Task instructions: Extract the records in full, leaving every picture out.

Given information:
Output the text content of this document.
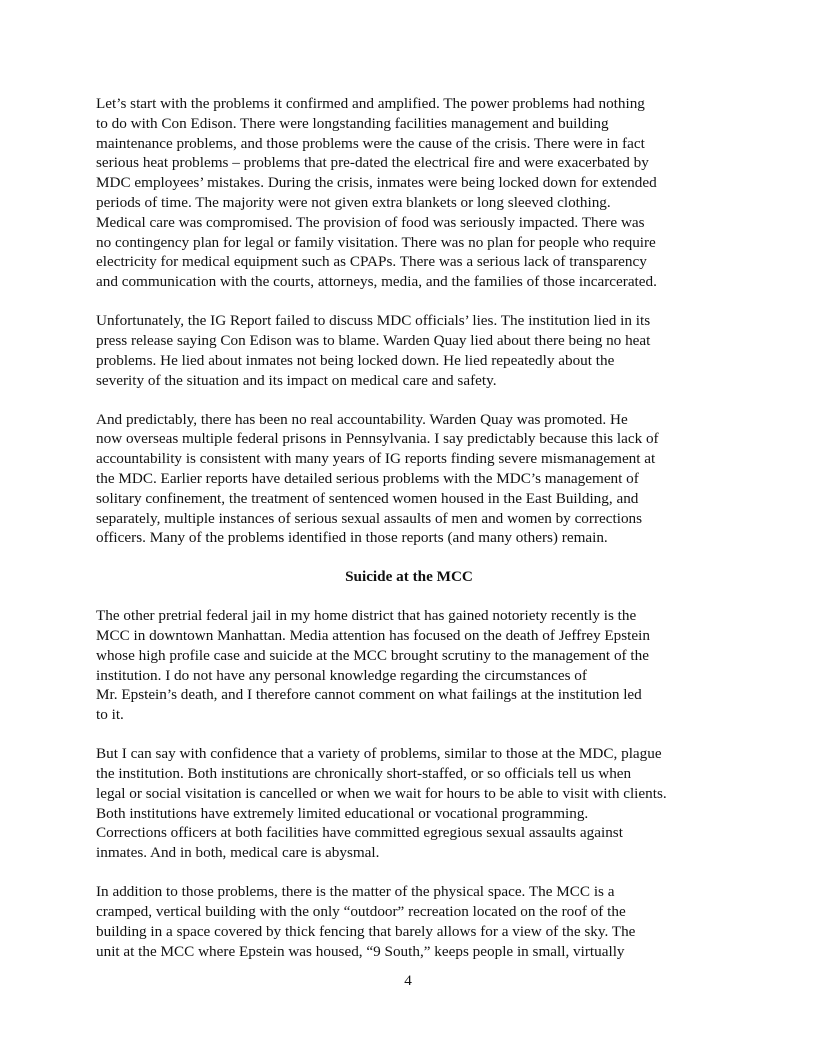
Let’s start with the problems it confirmed and amplified. The power problems had nothing
to do with Con Edison. There were longstanding facilities management and building
maintenance problems, and those problems were the cause of the crisis. There were in fact
serious heat problems – problems that pre-dated the electrical fire and were exacerbated by
MDC employees’ mistakes. During the crisis, inmates were being locked down for extended
periods of time. The majority were not given extra blankets or long sleeved clothing.
Medical care was compromised. The provision of food was seriously impacted. There was
no contingency plan for legal or family visitation. There was no plan for people who require
electricity for medical equipment such as CPAPs. There was a serious lack of transparency
and communication with the courts, attorneys, media, and the families of those incarcerated.
Unfortunately, the IG Report failed to discuss MDC officials’ lies. The institution lied in its
press release saying Con Edison was to blame. Warden Quay lied about there being no heat
problems. He lied about inmates not being locked down. He lied repeatedly about the
severity of the situation and its impact on medical care and safety.
And predictably, there has been no real accountability. Warden Quay was promoted. He
now overseas multiple federal prisons in Pennsylvania. I say predictably because this lack of
accountability is consistent with many years of IG reports finding severe mismanagement at
the MDC. Earlier reports have detailed serious problems with the MDC’s management of
solitary confinement, the treatment of sentenced women housed in the East Building, and
separately, multiple instances of serious sexual assaults of men and women by corrections
officers. Many of the problems identified in those reports (and many others) remain.
Suicide at the MCC
The other pretrial federal jail in my home district that has gained notoriety recently is the
MCC in downtown Manhattan. Media attention has focused on the death of Jeffrey Epstein
whose high profile case and suicide at the MCC brought scrutiny to the management of the
institution. I do not have any personal knowledge regarding the circumstances of
Mr. Epstein’s death, and I therefore cannot comment on what failings at the institution led
to it.
But I can say with confidence that a variety of problems, similar to those at the MDC, plague
the institution. Both institutions are chronically short-staffed, or so officials tell us when
legal or social visitation is cancelled or when we wait for hours to be able to visit with clients.
Both institutions have extremely limited educational or vocational programming.
Corrections officers at both facilities have committed egregious sexual assaults against
inmates. And in both, medical care is abysmal.
In addition to those problems, there is the matter of the physical space. The MCC is a
cramped, vertical building with the only “outdoor” recreation located on the roof of the
building in a space covered by thick fencing that barely allows for a view of the sky. The
unit at the MCC where Epstein was housed, “9 South,” keeps people in small, virtually
4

Task output:
Output the text content of this document.
Let’s start with the problems it confirmed and amplified. The power problems had nothing
to do with Con Edison. There were longstanding facilities management and building
maintenance problems, and those problems were the cause of the crisis. There were in fact
serious heat problems – problems that pre-dated the electrical fire and were exacerbated by
MDC employees’ mistakes. During the crisis, inmates were being locked down for extended
periods of time. The majority were not given extra blankets or long sleeved clothing.
Medical care was compromised. The provision of food was seriously impacted. There was
no contingency plan for legal or family visitation. There was no plan for people who require
electricity for medical equipment such as CPAPs. There was a serious lack of transparency
and communication with the courts, attorneys, media, and the families of those incarcerated.
Unfortunately, the IG Report failed to discuss MDC officials’ lies. The institution lied in its
press release saying Con Edison was to blame. Warden Quay lied about there being no heat
problems. He lied about inmates not being locked down. He lied repeatedly about the
severity of the situation and its impact on medical care and safety.
And predictably, there has been no real accountability. Warden Quay was promoted. He
now overseas multiple federal prisons in Pennsylvania. I say predictably because this lack of
accountability is consistent with many years of IG reports finding severe mismanagement at
the MDC. Earlier reports have detailed serious problems with the MDC’s management of
solitary confinement, the treatment of sentenced women housed in the East Building, and
separately, multiple instances of serious sexual assaults of men and women by corrections
officers. Many of the problems identified in those reports (and many others) remain.
Suicide at the MCC
The other pretrial federal jail in my home district that has gained notoriety recently is the
MCC in downtown Manhattan. Media attention has focused on the death of Jeffrey Epstein
whose high profile case and suicide at the MCC brought scrutiny to the management of the
institution. I do not have any personal knowledge regarding the circumstances of
Mr. Epstein’s death, and I therefore cannot comment on what failings at the institution led
to it.
But I can say with confidence that a variety of problems, similar to those at the MDC, plague
the institution. Both institutions are chronically short-staffed, or so officials tell us when
legal or social visitation is cancelled or when we wait for hours to be able to visit with clients.
Both institutions have extremely limited educational or vocational programming.
Corrections officers at both facilities have committed egregious sexual assaults against
inmates. And in both, medical care is abysmal.
In addition to those problems, there is the matter of the physical space. The MCC is a
cramped, vertical building with the only “outdoor” recreation located on the roof of the
building in a space covered by thick fencing that barely allows for a view of the sky. The
unit at the MCC where Epstein was housed, “9 South,” keeps people in small, virtually
4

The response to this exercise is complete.